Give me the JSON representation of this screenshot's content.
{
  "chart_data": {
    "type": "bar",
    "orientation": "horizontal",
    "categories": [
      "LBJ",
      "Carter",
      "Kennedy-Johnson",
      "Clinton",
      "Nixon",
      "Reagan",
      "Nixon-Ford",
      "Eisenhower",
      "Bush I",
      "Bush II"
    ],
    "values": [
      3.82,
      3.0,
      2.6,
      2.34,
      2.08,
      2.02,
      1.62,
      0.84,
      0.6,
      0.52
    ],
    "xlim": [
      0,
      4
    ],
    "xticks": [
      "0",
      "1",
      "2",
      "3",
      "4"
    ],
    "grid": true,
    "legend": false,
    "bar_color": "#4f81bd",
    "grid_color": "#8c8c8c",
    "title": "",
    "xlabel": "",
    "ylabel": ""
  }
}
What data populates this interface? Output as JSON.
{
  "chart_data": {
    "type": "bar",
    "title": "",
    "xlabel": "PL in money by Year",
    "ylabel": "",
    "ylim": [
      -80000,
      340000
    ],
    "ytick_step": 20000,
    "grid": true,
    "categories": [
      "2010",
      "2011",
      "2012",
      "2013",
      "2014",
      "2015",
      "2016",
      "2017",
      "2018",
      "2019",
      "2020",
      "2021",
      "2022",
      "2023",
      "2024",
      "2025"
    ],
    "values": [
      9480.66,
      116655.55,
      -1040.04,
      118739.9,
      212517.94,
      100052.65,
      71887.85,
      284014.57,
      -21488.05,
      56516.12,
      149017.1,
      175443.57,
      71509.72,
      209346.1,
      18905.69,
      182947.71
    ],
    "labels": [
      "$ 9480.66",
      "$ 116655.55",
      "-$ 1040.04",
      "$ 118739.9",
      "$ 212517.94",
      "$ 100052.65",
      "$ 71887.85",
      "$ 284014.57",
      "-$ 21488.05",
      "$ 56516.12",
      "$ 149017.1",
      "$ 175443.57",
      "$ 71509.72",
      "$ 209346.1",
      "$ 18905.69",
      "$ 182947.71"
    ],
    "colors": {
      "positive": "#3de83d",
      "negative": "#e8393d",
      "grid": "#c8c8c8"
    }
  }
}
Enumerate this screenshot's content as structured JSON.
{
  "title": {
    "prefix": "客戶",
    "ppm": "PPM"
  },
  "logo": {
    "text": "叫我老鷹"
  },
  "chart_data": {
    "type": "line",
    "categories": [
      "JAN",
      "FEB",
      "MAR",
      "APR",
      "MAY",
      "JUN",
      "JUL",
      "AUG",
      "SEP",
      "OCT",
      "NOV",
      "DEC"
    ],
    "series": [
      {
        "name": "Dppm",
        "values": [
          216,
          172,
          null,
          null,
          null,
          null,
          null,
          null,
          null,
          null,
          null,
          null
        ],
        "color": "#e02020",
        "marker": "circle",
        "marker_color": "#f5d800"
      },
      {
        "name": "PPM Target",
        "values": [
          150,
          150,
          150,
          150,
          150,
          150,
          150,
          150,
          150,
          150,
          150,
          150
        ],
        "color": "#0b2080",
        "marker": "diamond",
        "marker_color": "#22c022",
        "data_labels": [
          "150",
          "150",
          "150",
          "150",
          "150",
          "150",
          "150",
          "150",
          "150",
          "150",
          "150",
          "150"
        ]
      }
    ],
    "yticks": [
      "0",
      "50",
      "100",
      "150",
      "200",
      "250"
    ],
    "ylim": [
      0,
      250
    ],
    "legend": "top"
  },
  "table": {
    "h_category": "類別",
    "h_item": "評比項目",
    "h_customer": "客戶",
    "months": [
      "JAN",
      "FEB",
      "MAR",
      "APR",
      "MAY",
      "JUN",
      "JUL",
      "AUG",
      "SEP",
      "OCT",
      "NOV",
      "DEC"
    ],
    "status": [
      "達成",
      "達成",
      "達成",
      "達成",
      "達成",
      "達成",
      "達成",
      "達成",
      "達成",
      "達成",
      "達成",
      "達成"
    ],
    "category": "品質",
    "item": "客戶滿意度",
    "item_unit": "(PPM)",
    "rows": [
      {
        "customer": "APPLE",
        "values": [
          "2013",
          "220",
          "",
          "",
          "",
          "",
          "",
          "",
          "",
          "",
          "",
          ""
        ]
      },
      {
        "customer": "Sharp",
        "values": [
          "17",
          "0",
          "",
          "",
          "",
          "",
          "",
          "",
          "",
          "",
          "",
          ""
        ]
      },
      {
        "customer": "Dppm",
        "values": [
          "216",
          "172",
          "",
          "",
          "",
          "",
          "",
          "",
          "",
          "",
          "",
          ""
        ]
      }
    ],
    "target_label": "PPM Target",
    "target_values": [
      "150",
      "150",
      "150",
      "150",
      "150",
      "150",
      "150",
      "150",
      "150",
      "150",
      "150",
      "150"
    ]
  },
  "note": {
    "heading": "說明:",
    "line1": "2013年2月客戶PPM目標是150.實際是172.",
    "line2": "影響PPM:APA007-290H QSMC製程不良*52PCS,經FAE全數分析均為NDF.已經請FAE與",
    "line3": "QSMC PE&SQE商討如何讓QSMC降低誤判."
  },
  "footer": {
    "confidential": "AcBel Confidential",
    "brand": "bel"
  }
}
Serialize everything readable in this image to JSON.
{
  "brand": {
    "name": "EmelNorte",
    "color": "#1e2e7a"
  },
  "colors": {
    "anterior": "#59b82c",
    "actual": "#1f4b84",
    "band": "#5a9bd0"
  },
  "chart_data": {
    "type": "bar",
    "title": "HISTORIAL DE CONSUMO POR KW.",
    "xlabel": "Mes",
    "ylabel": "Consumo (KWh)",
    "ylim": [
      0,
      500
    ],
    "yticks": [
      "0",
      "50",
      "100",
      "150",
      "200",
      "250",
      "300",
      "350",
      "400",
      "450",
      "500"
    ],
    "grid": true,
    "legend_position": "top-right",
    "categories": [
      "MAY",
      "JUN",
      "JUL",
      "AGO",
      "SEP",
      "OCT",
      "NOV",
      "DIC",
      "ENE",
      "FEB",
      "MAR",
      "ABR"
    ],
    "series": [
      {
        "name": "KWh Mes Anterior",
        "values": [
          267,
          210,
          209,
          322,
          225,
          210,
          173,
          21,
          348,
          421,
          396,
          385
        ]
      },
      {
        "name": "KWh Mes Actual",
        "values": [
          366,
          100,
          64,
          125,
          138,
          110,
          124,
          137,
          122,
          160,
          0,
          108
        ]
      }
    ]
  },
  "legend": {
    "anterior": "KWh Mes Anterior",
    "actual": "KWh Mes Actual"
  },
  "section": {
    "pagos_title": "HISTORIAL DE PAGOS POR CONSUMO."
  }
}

==================================================

• _THE EXERCISE_
Above are records; say how many of their lines contain the word "screenshot", giving only the number.

• _TASK SOLUTION_
2